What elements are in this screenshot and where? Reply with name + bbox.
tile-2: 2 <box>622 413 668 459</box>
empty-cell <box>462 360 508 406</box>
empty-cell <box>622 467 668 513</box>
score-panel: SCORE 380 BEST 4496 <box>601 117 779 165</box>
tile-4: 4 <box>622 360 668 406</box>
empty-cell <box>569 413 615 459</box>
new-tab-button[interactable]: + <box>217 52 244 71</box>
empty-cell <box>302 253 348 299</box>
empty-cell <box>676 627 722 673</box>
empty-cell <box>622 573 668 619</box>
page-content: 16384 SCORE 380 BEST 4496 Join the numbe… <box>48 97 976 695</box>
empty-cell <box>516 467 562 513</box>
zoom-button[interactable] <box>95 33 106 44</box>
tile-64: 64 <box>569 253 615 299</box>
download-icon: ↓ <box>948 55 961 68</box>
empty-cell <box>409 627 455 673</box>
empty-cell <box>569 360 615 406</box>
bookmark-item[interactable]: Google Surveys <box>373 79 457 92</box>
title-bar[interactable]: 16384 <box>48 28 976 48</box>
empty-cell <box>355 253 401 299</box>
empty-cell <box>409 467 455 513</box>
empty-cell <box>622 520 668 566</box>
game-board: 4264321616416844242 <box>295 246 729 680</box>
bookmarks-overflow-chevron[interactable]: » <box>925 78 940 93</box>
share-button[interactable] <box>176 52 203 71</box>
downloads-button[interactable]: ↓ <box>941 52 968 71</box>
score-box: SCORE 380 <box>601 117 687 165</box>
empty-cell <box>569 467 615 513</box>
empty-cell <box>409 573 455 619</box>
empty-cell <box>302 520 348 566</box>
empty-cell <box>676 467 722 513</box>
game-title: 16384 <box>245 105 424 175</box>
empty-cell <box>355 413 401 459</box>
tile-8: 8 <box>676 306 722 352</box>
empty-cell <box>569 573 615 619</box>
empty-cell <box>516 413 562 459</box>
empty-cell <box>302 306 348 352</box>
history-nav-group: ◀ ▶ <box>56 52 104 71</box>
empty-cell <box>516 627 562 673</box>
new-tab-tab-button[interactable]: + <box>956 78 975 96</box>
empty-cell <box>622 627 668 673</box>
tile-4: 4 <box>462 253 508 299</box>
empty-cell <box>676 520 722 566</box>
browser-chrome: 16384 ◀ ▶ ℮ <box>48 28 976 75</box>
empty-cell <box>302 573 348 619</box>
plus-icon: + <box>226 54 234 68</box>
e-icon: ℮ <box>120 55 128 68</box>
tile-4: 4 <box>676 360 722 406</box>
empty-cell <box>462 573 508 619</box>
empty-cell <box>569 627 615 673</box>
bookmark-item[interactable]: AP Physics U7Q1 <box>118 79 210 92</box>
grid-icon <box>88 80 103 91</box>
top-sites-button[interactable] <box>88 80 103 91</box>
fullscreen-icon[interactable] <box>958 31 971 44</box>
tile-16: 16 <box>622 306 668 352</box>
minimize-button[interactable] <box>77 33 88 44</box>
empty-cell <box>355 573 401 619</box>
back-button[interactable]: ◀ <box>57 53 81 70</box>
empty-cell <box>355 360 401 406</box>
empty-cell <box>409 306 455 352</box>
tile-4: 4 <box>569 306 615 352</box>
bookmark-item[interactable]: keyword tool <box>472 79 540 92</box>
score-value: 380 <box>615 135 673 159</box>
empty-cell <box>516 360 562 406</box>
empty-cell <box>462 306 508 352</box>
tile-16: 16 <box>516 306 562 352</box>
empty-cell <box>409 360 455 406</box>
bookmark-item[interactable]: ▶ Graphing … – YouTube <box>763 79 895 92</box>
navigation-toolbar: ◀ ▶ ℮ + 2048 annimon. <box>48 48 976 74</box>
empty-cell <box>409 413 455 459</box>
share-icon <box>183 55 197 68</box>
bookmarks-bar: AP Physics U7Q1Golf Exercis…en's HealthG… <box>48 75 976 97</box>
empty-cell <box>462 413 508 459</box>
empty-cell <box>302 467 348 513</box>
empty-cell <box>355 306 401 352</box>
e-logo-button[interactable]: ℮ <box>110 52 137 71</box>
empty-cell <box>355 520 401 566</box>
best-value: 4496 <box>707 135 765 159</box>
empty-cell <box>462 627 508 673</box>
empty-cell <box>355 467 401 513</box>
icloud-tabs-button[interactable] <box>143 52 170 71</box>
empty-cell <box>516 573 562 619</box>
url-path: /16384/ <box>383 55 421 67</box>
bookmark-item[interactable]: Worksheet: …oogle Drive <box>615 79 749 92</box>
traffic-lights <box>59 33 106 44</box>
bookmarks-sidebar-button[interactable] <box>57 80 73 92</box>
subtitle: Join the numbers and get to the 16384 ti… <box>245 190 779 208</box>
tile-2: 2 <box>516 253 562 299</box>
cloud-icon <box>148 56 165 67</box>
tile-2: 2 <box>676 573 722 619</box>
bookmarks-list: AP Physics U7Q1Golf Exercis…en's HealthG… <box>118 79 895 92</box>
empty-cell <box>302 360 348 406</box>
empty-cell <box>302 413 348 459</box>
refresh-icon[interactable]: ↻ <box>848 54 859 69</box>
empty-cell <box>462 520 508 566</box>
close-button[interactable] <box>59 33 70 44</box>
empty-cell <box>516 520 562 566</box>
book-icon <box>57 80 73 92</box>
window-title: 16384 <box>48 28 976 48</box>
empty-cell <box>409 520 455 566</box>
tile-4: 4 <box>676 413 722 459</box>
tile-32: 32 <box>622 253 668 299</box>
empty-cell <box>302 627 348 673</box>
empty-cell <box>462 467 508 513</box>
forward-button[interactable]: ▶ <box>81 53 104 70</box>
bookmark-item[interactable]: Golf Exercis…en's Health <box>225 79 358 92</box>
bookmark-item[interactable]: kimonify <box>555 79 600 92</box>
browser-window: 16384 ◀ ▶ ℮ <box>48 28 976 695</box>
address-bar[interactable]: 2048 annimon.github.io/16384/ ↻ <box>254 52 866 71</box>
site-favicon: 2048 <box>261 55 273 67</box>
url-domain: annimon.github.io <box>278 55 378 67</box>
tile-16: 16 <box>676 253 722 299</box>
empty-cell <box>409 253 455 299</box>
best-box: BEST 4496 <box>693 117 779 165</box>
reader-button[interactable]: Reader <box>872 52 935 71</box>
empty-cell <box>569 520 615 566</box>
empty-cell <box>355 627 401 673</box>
###
Exercise directions = Retype the entire listing above line for line, keeping every character unchanged.

Answer to this task =
What elements are in this screenshot and where? Reply with name + bbox.
tile-2: 2 <box>622 413 668 459</box>
empty-cell <box>462 360 508 406</box>
empty-cell <box>622 467 668 513</box>
score-panel: SCORE 380 BEST 4496 <box>601 117 779 165</box>
tile-4: 4 <box>622 360 668 406</box>
empty-cell <box>569 413 615 459</box>
new-tab-button[interactable]: + <box>217 52 244 71</box>
empty-cell <box>302 253 348 299</box>
empty-cell <box>676 627 722 673</box>
empty-cell <box>622 573 668 619</box>
page-content: 16384 SCORE 380 BEST 4496 Join the numbe… <box>48 97 976 695</box>
empty-cell <box>516 467 562 513</box>
zoom-button[interactable] <box>95 33 106 44</box>
tile-64: 64 <box>569 253 615 299</box>
download-icon: ↓ <box>948 55 961 68</box>
empty-cell <box>409 627 455 673</box>
empty-cell <box>569 360 615 406</box>
bookmark-item[interactable]: Google Surveys <box>373 79 457 92</box>
title-bar[interactable]: 16384 <box>48 28 976 48</box>
empty-cell <box>355 253 401 299</box>
empty-cell <box>409 467 455 513</box>
empty-cell <box>622 520 668 566</box>
game-board: 4264321616416844242 <box>295 246 729 680</box>
bookmarks-overflow-chevron[interactable]: » <box>925 78 940 93</box>
share-button[interactable] <box>176 52 203 71</box>
downloads-button[interactable]: ↓ <box>941 52 968 71</box>
score-box: SCORE 380 <box>601 117 687 165</box>
empty-cell <box>569 467 615 513</box>
empty-cell <box>409 573 455 619</box>
empty-cell <box>302 520 348 566</box>
empty-cell <box>676 467 722 513</box>
game-title: 16384 <box>245 105 424 175</box>
empty-cell <box>355 413 401 459</box>
tile-8: 8 <box>676 306 722 352</box>
empty-cell <box>569 573 615 619</box>
empty-cell <box>516 413 562 459</box>
empty-cell <box>302 306 348 352</box>
history-nav-group: ◀ ▶ <box>56 52 104 71</box>
empty-cell <box>516 627 562 673</box>
new-tab-tab-button[interactable]: + <box>956 78 975 96</box>
empty-cell <box>622 627 668 673</box>
tile-4: 4 <box>462 253 508 299</box>
empty-cell <box>676 520 722 566</box>
browser-chrome: 16384 ◀ ▶ ℮ <box>48 28 976 75</box>
empty-cell <box>302 573 348 619</box>
plus-icon: + <box>226 54 234 68</box>
e-icon: ℮ <box>120 55 128 68</box>
tile-4: 4 <box>676 360 722 406</box>
empty-cell <box>462 573 508 619</box>
empty-cell <box>569 627 615 673</box>
bookmark-item[interactable]: AP Physics U7Q1 <box>118 79 210 92</box>
grid-icon <box>88 80 103 91</box>
top-sites-button[interactable] <box>88 80 103 91</box>
fullscreen-icon[interactable] <box>958 31 971 44</box>
tile-16: 16 <box>622 306 668 352</box>
minimize-button[interactable] <box>77 33 88 44</box>
empty-cell <box>355 573 401 619</box>
back-button[interactable]: ◀ <box>57 53 81 70</box>
empty-cell <box>355 360 401 406</box>
empty-cell <box>409 306 455 352</box>
tile-4: 4 <box>569 306 615 352</box>
bookmark-item[interactable]: keyword tool <box>472 79 540 92</box>
score-value: 380 <box>615 135 673 159</box>
empty-cell <box>516 360 562 406</box>
empty-cell <box>462 306 508 352</box>
tile-16: 16 <box>516 306 562 352</box>
empty-cell <box>409 360 455 406</box>
bookmark-item[interactable]: ▶ Graphing … – YouTube <box>763 79 895 92</box>
navigation-toolbar: ◀ ▶ ℮ + 2048 annimon. <box>48 48 976 74</box>
empty-cell <box>409 413 455 459</box>
share-icon <box>183 55 197 68</box>
bookmarks-bar: AP Physics U7Q1Golf Exercis…en's HealthG… <box>48 75 976 97</box>
empty-cell <box>462 413 508 459</box>
empty-cell <box>302 467 348 513</box>
empty-cell <box>355 306 401 352</box>
e-logo-button[interactable]: ℮ <box>110 52 137 71</box>
empty-cell <box>355 520 401 566</box>
best-value: 4496 <box>707 135 765 159</box>
empty-cell <box>462 627 508 673</box>
empty-cell <box>355 467 401 513</box>
icloud-tabs-button[interactable] <box>143 52 170 71</box>
empty-cell <box>516 573 562 619</box>
url-path: /16384/ <box>383 55 421 67</box>
bookmark-item[interactable]: Worksheet: …oogle Drive <box>615 79 749 92</box>
traffic-lights <box>59 33 106 44</box>
bookmarks-sidebar-button[interactable] <box>57 80 73 92</box>
subtitle: Join the numbers and get to the 16384 ti… <box>245 190 779 208</box>
tile-2: 2 <box>516 253 562 299</box>
cloud-icon <box>148 56 165 67</box>
tile-2: 2 <box>676 573 722 619</box>
bookmarks-list: AP Physics U7Q1Golf Exercis…en's HealthG… <box>118 79 895 92</box>
empty-cell <box>302 360 348 406</box>
empty-cell <box>302 413 348 459</box>
refresh-icon[interactable]: ↻ <box>848 54 859 69</box>
empty-cell <box>462 520 508 566</box>
close-button[interactable] <box>59 33 70 44</box>
empty-cell <box>516 520 562 566</box>
book-icon <box>57 80 73 92</box>
window-title: 16384 <box>48 28 976 48</box>
empty-cell <box>409 520 455 566</box>
tile-4: 4 <box>676 413 722 459</box>
tile-32: 32 <box>622 253 668 299</box>
empty-cell <box>302 627 348 673</box>
empty-cell <box>462 467 508 513</box>
forward-button[interactable]: ▶ <box>81 53 104 70</box>
bookmark-item[interactable]: Golf Exercis…en's Health <box>225 79 358 92</box>
bookmark-item[interactable]: kimonify <box>555 79 600 92</box>
browser-window: 16384 ◀ ▶ ℮ <box>48 28 976 695</box>
address-bar[interactable]: 2048 annimon.github.io/16384/ ↻ <box>254 52 866 71</box>
site-favicon: 2048 <box>261 55 273 67</box>
url-domain: annimon.github.io <box>278 55 378 67</box>
tile-16: 16 <box>676 253 722 299</box>
empty-cell <box>409 253 455 299</box>
best-box: BEST 4496 <box>693 117 779 165</box>
reader-button[interactable]: Reader <box>872 52 935 71</box>
empty-cell <box>569 520 615 566</box>
empty-cell <box>355 627 401 673</box>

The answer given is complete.